→ Dataset excerpts:
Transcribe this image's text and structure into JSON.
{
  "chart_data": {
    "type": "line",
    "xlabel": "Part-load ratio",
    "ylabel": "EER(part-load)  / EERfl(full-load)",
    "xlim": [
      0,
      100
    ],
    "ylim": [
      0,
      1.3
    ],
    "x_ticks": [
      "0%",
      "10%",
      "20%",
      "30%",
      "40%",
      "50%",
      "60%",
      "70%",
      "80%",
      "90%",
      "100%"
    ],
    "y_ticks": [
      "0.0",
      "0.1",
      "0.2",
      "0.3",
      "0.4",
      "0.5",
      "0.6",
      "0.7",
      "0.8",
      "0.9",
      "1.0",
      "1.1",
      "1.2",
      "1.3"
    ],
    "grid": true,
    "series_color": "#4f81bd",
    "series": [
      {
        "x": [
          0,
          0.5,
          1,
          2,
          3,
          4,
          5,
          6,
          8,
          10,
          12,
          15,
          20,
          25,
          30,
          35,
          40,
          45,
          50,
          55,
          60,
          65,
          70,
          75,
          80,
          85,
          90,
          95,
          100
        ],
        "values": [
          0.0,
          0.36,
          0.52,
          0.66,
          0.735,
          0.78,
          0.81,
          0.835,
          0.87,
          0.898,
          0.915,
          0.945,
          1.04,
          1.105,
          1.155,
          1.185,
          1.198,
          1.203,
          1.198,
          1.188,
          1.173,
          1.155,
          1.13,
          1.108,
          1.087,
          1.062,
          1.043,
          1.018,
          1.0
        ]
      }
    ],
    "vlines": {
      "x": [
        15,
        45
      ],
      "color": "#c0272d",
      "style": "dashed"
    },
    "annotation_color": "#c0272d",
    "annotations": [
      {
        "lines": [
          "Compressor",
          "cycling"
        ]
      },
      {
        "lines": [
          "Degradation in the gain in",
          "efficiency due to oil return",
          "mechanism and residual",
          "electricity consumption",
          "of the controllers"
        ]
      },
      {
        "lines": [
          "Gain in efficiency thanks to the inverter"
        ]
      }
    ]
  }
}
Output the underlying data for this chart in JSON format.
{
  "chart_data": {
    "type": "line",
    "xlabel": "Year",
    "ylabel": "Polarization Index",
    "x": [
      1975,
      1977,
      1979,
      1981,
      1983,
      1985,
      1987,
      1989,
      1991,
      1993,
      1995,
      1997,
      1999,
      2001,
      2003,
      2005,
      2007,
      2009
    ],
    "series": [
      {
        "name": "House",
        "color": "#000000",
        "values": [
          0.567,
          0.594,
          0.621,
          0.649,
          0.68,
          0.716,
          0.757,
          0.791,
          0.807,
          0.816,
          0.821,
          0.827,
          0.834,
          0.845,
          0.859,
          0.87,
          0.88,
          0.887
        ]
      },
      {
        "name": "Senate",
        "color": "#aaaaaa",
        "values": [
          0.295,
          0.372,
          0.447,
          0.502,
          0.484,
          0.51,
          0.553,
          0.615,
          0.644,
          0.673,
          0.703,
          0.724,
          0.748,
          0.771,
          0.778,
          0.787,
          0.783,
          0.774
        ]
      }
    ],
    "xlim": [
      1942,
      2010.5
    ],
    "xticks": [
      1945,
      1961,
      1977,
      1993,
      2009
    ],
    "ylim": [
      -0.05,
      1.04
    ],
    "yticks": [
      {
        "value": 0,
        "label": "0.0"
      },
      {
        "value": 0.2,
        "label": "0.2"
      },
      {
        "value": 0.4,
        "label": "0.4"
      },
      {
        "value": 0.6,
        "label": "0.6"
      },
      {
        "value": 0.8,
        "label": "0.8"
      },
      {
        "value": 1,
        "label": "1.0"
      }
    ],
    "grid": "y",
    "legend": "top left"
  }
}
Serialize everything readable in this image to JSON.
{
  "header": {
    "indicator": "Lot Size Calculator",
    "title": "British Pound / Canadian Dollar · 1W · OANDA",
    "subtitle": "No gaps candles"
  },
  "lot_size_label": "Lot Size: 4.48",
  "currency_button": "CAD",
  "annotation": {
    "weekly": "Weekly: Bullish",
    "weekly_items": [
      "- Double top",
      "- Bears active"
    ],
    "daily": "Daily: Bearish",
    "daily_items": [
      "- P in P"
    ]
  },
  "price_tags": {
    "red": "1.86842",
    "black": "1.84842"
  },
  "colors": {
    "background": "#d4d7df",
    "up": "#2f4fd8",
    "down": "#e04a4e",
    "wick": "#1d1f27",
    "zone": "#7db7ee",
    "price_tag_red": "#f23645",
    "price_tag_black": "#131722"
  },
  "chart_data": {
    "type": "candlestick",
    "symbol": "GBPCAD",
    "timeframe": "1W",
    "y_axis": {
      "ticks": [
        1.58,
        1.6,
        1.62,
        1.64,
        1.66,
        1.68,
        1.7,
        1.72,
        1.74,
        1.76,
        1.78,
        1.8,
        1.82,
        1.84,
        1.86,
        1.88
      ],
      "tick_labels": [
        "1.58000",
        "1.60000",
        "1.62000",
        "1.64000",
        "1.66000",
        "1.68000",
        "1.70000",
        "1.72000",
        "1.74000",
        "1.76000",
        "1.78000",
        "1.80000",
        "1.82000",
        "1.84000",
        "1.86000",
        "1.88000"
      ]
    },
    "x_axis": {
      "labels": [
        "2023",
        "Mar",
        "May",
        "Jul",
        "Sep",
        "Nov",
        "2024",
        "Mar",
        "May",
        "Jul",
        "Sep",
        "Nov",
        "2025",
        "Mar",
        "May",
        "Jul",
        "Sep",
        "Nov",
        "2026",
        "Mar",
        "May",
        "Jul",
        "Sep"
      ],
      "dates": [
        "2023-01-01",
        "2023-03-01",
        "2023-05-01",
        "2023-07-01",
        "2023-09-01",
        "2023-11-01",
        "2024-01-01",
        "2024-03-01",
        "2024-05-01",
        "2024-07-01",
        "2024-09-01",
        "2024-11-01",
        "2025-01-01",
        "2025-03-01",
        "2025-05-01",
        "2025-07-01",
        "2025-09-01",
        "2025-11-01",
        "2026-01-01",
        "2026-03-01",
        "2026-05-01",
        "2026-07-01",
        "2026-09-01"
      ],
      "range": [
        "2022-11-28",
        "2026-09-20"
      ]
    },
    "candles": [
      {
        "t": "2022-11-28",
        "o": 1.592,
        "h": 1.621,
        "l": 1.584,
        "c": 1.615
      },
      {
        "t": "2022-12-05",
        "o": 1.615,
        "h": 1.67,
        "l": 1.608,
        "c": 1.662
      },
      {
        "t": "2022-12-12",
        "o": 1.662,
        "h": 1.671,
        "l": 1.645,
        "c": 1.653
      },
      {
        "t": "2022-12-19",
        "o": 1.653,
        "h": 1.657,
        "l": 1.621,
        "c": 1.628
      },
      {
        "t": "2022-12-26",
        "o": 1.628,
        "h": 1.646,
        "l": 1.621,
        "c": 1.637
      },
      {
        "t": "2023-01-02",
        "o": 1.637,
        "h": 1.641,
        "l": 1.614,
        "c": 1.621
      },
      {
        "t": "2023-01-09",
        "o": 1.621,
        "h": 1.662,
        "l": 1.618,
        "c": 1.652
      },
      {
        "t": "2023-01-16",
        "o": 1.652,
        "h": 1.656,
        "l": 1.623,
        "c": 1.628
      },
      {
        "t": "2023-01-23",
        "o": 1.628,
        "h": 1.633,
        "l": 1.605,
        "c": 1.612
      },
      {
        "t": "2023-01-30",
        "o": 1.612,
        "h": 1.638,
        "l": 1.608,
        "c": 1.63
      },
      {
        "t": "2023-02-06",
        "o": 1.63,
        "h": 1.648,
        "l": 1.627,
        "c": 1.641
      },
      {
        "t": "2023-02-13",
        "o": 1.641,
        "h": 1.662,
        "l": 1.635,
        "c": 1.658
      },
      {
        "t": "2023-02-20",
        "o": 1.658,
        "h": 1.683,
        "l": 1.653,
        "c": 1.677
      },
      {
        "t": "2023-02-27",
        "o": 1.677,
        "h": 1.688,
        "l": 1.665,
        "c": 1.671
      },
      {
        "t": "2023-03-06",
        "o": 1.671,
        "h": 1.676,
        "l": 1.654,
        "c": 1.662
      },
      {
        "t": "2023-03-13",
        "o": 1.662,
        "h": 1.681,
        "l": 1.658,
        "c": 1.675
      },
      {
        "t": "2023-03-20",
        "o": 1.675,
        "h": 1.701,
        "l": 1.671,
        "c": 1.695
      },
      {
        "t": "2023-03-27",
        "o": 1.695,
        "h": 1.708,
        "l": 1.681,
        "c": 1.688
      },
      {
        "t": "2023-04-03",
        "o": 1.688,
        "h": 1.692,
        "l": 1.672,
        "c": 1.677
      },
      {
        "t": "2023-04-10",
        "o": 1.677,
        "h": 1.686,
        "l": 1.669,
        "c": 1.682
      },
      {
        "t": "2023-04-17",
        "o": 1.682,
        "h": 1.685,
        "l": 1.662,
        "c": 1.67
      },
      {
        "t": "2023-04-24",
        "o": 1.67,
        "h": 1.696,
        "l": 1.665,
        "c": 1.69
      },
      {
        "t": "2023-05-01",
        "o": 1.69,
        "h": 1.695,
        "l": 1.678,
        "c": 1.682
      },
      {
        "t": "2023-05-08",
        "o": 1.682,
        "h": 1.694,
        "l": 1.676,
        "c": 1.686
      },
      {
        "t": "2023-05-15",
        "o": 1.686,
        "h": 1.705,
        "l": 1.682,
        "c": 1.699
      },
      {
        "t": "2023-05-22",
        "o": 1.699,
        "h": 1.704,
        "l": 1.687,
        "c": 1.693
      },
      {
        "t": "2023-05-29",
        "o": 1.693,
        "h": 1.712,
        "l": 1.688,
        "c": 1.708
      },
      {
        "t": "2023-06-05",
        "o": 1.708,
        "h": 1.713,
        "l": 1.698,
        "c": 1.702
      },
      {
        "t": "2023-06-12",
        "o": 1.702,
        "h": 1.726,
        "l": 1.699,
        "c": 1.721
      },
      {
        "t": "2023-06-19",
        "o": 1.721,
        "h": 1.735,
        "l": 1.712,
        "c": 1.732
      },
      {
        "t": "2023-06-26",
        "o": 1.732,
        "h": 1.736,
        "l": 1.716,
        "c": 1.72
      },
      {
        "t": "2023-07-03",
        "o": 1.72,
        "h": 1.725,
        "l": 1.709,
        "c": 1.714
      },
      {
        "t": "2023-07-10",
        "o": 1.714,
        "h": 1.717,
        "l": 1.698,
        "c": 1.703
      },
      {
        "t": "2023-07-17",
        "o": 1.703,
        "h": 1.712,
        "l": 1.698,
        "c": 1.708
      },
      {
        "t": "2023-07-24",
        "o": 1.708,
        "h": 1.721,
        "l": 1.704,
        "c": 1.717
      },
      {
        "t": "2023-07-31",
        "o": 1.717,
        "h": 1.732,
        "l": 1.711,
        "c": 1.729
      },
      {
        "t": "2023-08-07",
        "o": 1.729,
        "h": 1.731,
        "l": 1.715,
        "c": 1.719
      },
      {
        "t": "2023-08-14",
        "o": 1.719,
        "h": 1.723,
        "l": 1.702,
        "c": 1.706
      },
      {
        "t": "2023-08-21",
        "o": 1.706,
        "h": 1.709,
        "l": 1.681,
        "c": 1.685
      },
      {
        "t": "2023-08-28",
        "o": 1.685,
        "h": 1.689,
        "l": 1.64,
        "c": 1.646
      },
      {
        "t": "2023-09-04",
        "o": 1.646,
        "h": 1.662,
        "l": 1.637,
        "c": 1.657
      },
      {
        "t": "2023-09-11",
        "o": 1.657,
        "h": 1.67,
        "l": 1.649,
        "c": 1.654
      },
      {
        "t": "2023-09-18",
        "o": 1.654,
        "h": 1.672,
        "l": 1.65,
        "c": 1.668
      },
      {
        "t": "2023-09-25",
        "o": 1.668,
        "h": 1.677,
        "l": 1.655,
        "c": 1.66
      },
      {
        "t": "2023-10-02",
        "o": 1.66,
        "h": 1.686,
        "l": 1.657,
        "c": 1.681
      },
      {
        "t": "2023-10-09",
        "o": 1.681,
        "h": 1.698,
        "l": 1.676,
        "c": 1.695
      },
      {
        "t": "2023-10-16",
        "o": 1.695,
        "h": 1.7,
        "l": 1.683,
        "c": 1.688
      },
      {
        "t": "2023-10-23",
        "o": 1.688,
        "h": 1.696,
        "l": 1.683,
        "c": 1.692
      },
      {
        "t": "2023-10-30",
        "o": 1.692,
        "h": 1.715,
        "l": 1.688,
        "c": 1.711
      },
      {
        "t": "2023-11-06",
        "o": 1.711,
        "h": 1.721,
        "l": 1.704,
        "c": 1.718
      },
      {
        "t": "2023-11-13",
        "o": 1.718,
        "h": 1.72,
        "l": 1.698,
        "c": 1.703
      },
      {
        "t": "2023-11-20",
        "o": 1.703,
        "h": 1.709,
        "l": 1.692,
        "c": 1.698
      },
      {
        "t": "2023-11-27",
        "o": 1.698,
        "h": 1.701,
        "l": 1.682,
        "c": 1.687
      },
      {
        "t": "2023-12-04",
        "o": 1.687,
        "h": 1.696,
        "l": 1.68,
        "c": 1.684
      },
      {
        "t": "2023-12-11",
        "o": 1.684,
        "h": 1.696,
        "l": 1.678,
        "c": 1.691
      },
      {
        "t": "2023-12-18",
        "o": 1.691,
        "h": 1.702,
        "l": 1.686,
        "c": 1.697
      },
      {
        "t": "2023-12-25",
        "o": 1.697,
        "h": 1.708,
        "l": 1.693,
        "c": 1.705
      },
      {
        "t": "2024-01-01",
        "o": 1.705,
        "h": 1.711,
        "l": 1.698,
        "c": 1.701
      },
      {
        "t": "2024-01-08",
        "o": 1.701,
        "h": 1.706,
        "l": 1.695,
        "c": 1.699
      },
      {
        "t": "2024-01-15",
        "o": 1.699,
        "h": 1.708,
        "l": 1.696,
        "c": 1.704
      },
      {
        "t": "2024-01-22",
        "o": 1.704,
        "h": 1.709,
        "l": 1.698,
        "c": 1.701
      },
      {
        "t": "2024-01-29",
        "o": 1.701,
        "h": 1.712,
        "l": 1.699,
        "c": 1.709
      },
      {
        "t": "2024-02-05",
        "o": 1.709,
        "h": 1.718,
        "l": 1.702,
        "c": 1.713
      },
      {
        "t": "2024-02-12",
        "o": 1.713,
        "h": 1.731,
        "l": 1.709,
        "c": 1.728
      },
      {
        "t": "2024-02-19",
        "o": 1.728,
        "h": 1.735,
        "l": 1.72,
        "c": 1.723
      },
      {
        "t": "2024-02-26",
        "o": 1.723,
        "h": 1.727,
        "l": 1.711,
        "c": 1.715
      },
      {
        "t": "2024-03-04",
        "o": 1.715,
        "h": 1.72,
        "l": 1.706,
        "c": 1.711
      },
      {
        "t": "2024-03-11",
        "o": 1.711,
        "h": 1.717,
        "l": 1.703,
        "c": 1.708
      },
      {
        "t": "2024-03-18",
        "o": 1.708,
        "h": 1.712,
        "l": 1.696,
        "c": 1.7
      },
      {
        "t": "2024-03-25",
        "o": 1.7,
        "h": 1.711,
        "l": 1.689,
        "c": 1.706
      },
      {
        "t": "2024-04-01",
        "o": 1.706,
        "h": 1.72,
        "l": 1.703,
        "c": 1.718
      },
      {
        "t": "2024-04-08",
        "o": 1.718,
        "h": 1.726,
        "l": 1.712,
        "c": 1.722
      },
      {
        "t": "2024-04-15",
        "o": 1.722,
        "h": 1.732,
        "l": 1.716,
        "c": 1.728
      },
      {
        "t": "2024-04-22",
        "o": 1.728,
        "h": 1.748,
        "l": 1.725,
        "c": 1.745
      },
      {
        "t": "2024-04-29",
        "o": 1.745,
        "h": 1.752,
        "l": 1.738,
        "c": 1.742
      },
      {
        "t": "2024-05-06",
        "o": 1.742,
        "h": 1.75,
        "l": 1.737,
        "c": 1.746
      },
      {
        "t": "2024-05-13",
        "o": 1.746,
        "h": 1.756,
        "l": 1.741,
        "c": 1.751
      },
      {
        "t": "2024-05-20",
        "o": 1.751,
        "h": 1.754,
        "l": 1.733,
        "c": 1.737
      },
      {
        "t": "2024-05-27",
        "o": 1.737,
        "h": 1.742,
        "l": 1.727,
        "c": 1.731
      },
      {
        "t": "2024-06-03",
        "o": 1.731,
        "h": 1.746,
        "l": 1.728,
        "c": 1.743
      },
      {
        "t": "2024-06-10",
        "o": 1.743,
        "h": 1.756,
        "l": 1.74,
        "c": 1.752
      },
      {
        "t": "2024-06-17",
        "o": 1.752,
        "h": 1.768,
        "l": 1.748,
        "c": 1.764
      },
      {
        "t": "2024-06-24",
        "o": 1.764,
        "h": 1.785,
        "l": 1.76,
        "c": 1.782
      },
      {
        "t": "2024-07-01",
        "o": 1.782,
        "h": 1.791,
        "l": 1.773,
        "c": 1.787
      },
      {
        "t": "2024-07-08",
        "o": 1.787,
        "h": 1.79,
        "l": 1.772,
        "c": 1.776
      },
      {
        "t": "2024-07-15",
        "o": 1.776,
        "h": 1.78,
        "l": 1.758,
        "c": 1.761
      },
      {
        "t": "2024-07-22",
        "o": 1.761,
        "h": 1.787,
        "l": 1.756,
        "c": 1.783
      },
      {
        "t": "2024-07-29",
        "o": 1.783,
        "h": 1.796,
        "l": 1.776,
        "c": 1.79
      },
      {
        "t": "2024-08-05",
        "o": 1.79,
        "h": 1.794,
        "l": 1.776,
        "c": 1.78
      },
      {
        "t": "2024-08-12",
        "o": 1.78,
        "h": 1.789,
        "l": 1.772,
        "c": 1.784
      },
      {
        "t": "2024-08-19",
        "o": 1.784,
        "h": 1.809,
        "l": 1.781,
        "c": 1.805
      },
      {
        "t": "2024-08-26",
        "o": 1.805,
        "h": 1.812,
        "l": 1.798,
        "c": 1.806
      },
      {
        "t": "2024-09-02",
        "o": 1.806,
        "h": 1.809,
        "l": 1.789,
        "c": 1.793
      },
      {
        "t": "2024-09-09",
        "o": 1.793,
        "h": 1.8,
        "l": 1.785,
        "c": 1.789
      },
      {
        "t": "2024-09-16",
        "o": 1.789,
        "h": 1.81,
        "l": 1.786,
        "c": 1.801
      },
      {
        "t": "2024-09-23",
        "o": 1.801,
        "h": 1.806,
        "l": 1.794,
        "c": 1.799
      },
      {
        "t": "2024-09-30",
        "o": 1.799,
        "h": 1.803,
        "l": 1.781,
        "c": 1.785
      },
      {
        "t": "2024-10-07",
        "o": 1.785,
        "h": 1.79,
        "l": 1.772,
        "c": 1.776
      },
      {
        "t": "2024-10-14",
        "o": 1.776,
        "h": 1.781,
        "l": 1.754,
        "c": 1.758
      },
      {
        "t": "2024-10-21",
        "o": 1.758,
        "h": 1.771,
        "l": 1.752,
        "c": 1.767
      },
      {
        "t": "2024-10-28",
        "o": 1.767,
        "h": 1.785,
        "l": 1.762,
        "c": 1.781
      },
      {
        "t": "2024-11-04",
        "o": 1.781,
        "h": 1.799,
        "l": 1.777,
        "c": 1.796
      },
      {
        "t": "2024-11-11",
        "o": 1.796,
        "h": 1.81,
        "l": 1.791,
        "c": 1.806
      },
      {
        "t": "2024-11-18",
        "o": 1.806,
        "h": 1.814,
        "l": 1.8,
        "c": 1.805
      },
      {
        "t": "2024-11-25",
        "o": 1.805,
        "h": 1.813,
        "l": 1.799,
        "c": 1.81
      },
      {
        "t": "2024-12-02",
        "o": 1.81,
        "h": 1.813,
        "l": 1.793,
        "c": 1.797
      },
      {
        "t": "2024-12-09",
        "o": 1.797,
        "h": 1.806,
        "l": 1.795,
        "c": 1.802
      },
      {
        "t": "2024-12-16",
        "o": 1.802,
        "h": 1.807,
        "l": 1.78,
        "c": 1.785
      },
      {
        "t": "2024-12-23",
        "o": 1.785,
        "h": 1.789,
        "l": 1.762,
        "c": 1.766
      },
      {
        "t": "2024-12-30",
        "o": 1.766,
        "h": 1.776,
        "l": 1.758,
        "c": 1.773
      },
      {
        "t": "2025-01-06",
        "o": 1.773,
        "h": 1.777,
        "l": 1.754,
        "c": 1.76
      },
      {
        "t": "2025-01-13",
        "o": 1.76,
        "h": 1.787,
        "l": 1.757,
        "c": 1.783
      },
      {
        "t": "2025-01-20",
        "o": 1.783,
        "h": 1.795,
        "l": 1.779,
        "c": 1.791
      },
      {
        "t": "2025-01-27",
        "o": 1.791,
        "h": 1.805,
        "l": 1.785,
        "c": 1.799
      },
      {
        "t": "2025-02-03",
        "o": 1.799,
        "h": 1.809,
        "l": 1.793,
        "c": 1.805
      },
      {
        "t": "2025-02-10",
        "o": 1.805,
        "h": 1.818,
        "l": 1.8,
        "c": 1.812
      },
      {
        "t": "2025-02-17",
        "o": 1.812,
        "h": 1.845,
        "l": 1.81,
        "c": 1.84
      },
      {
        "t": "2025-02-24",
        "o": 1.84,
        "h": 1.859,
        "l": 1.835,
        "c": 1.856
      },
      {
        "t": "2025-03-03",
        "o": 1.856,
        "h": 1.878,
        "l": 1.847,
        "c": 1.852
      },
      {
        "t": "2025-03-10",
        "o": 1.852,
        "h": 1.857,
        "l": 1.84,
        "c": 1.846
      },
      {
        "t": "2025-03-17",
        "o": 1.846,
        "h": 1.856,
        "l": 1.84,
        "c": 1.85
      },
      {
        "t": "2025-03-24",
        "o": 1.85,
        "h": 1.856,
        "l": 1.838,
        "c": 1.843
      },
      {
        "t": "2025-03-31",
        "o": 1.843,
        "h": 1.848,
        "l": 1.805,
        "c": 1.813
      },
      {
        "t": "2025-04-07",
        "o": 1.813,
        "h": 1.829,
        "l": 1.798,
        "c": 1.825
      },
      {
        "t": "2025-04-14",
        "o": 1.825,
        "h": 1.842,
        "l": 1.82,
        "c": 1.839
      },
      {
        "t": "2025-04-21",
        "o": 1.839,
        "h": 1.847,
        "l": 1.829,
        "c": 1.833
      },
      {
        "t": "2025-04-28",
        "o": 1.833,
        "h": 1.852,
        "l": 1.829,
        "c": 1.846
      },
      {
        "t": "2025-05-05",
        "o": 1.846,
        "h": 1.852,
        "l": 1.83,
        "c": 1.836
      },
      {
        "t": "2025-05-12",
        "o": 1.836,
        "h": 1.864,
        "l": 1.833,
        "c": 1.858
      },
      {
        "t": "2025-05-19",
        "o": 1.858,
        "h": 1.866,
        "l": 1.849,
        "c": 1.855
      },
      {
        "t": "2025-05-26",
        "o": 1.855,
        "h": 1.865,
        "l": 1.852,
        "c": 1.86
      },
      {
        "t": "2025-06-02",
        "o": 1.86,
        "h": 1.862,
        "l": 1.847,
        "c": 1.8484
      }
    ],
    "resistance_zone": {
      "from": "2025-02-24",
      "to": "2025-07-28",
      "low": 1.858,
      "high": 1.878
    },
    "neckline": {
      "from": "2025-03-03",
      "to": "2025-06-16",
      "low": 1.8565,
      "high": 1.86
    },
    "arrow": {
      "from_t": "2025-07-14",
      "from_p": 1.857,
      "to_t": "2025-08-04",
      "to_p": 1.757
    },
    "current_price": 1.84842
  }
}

→ Your instructions: Using the material above, count the lines containing the word "JSON". Reply with the number alone.

→ Answer to the problem: 3